# [Given exercise]
Copy every one of the rows below, keeping each character unchanged.

# [Given entries]
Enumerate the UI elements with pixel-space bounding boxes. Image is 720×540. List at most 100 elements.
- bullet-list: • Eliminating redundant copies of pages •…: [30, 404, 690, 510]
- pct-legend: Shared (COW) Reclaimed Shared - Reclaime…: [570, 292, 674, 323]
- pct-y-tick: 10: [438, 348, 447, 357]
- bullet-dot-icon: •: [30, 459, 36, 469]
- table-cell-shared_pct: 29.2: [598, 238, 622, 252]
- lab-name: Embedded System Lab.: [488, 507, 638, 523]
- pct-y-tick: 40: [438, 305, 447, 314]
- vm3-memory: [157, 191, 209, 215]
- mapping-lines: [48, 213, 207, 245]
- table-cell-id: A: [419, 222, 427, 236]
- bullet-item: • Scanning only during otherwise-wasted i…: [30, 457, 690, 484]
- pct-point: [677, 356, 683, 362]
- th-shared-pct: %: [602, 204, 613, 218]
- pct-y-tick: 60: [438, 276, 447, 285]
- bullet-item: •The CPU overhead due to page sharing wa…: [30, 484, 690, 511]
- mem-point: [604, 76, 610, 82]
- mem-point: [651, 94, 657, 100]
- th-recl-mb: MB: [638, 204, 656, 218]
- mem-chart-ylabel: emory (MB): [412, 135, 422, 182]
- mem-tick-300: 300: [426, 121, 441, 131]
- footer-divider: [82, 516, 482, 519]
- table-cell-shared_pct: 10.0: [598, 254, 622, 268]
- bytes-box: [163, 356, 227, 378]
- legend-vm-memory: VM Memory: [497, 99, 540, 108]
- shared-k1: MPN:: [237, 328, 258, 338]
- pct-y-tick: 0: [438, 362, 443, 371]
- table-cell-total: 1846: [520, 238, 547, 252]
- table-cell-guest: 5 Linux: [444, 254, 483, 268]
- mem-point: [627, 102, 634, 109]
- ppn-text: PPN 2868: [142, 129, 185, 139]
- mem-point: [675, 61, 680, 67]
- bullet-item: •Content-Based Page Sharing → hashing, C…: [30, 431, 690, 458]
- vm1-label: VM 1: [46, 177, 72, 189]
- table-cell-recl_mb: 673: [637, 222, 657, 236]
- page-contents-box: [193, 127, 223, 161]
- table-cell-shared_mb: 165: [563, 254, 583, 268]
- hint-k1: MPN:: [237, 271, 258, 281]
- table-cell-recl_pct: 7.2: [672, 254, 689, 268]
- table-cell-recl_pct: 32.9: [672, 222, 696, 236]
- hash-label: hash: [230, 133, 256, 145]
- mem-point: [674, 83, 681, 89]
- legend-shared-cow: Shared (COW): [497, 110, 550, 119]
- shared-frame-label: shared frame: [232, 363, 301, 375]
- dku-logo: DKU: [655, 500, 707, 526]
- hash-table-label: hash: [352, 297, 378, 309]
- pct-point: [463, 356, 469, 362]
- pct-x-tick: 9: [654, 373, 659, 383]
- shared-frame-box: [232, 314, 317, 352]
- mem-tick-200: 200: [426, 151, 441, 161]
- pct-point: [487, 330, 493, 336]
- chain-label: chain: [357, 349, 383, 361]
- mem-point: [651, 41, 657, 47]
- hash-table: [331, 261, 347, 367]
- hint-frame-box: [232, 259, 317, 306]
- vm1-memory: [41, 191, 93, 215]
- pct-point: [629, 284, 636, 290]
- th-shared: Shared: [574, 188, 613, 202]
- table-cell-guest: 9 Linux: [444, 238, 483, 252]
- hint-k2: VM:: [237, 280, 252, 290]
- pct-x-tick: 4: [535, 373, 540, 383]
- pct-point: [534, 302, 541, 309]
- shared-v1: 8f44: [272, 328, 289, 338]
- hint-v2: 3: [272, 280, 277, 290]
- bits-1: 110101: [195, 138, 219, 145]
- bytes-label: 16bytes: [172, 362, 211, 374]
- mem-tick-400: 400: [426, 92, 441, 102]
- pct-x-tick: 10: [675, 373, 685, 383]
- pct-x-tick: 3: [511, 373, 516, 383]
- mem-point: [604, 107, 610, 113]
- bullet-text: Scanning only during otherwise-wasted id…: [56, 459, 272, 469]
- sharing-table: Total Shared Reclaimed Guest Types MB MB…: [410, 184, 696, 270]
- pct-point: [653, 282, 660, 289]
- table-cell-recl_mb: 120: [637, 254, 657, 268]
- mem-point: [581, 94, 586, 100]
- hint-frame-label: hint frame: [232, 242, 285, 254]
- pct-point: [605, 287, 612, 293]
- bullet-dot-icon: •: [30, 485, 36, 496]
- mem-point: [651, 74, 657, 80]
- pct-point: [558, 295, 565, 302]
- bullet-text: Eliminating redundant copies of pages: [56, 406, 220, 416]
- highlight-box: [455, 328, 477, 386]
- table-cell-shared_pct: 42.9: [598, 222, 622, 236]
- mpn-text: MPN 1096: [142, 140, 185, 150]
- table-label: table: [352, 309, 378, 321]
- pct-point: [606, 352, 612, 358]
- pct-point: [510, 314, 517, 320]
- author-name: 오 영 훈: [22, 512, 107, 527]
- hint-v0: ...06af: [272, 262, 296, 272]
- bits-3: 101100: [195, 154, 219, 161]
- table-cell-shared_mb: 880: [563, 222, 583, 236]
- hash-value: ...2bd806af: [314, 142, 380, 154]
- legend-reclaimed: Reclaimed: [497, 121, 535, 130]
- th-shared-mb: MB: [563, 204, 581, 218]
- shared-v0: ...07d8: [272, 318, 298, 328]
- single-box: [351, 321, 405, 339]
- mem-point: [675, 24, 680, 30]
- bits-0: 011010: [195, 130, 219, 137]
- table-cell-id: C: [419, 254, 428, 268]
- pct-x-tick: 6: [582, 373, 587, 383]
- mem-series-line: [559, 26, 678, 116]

# [Task response]
Enumerate the UI elements with pixel-space bounding boxes. Image is 720×540. List at most 100 elements.
- bullet-list: • Eliminating redundant copies of pages •…: [30, 404, 690, 510]
- pct-legend: Shared (COW) Reclaimed Shared - Reclaime…: [570, 292, 674, 323]
- pct-y-tick: 10: [438, 348, 447, 357]
- bullet-dot-icon: •: [30, 459, 36, 469]
- table-cell-shared_pct: 29.2: [598, 238, 622, 252]
- lab-name: Embedded System Lab.: [488, 507, 638, 523]
- pct-y-tick: 40: [438, 305, 447, 314]
- vm3-memory: [157, 191, 209, 215]
- mapping-lines: [48, 213, 207, 245]
- table-cell-id: A: [419, 222, 427, 236]
- bullet-item: • Scanning only during otherwise-wasted i…: [30, 457, 690, 484]
- pct-point: [677, 356, 683, 362]
- th-shared-pct: %: [602, 204, 613, 218]
- pct-y-tick: 60: [438, 276, 447, 285]
- bullet-item: •The CPU overhead due to page sharing wa…: [30, 484, 690, 511]
- mem-point: [604, 76, 610, 82]
- mem-point: [651, 94, 657, 100]
- th-recl-mb: MB: [638, 204, 656, 218]
- mem-chart-ylabel: emory (MB): [412, 135, 422, 182]
- mem-tick-300: 300: [426, 121, 441, 131]
- footer-divider: [82, 516, 482, 519]
- table-cell-shared_pct: 10.0: [598, 254, 622, 268]
- bytes-box: [163, 356, 227, 378]
- legend-vm-memory: VM Memory: [497, 99, 540, 108]
- shared-k1: MPN:: [237, 328, 258, 338]
- pct-y-tick: 0: [438, 362, 443, 371]
- table-cell-total: 1846: [520, 238, 547, 252]
- table-cell-guest: 5 Linux: [444, 254, 483, 268]
- mem-point: [627, 102, 634, 109]
- ppn-text: PPN 2868: [142, 129, 185, 139]
- mem-point: [675, 61, 680, 67]
- bullet-item: •Content-Based Page Sharing → hashing, C…: [30, 431, 690, 458]
- vm1-label: VM 1: [46, 177, 72, 189]
- table-cell-recl_mb: 673: [637, 222, 657, 236]
- page-contents-box: [193, 127, 223, 161]
- table-cell-shared_mb: 165: [563, 254, 583, 268]
- hint-k1: MPN:: [237, 271, 258, 281]
- table-cell-recl_pct: 7.2: [672, 254, 689, 268]
- table-cell-recl_pct: 32.9: [672, 222, 696, 236]
- hash-label: hash: [230, 133, 256, 145]
- mem-point: [674, 83, 681, 89]
- legend-shared-cow: Shared (COW): [497, 110, 550, 119]
- shared-frame-label: shared frame: [232, 363, 301, 375]
- dku-logo: DKU: [655, 500, 707, 526]
- hash-table-label: hash: [352, 297, 378, 309]
- pct-point: [463, 356, 469, 362]
- pct-x-tick: 9: [654, 373, 659, 383]
- shared-frame-box: [232, 314, 317, 352]
- mem-tick-200: 200: [426, 151, 441, 161]
- pct-point: [487, 330, 493, 336]
- chain-label: chain: [357, 349, 383, 361]
- mem-point: [651, 41, 657, 47]
- hash-table: [331, 261, 347, 367]
- hint-frame-box: [232, 259, 317, 306]
- vm1-memory: [41, 191, 93, 215]
- pct-point: [629, 284, 636, 290]
- th-shared: Shared: [574, 188, 613, 202]
- table-cell-guest: 9 Linux: [444, 238, 483, 252]
- hint-k2: VM:: [237, 280, 252, 290]
- pct-x-tick: 4: [535, 373, 540, 383]
- pct-point: [534, 302, 541, 309]
- shared-v1: 8f44: [272, 328, 289, 338]
- hint-v2: 3: [272, 280, 277, 290]
- bits-1: 110101: [195, 138, 219, 145]
- bytes-label: 16bytes: [172, 362, 211, 374]
- mem-tick-400: 400: [426, 92, 441, 102]
- pct-x-tick: 10: [675, 373, 685, 383]
- pct-x-tick: 3: [511, 373, 516, 383]
- mem-point: [604, 107, 610, 113]
- bullet-text: Scanning only during otherwise-wasted id…: [56, 459, 272, 469]
- sharing-table: Total Shared Reclaimed Guest Types MB MB…: [410, 184, 696, 270]
- pct-point: [653, 282, 660, 289]
- table-cell-recl_mb: 120: [637, 254, 657, 268]
- mem-point: [581, 94, 586, 100]
- hint-frame-label: hint frame: [232, 242, 285, 254]
- pct-point: [605, 287, 612, 293]
- bullet-dot-icon: •: [30, 485, 36, 496]
- mem-point: [651, 74, 657, 80]
- pct-point: [558, 295, 565, 302]
- bullet-text: Eliminating redundant copies of pages: [56, 406, 220, 416]
- highlight-box: [455, 328, 477, 386]
- table-cell-shared_pct: 42.9: [598, 222, 622, 236]
- mpn-text: MPN 1096: [142, 140, 185, 150]
- table-label: table: [352, 309, 378, 321]
- pct-point: [606, 352, 612, 358]
- pct-point: [510, 314, 517, 320]
- author-name: 오 영 훈: [22, 512, 107, 527]
- hint-v0: ...06af: [272, 262, 296, 272]
- bits-3: 101100: [195, 154, 219, 161]
- table-cell-shared_mb: 880: [563, 222, 583, 236]
- hash-value: ...2bd806af: [314, 142, 380, 154]
- legend-reclaimed: Reclaimed: [497, 121, 535, 130]
- th-shared-mb: MB: [563, 204, 581, 218]
- shared-v0: ...07d8: [272, 318, 298, 328]
- single-box: [351, 321, 405, 339]
- mem-point: [675, 24, 680, 30]
- bits-0: 011010: [195, 130, 219, 137]
- table-cell-id: C: [419, 254, 428, 268]
- pct-x-tick: 6: [582, 373, 587, 383]
- mem-series-line: [559, 26, 678, 116]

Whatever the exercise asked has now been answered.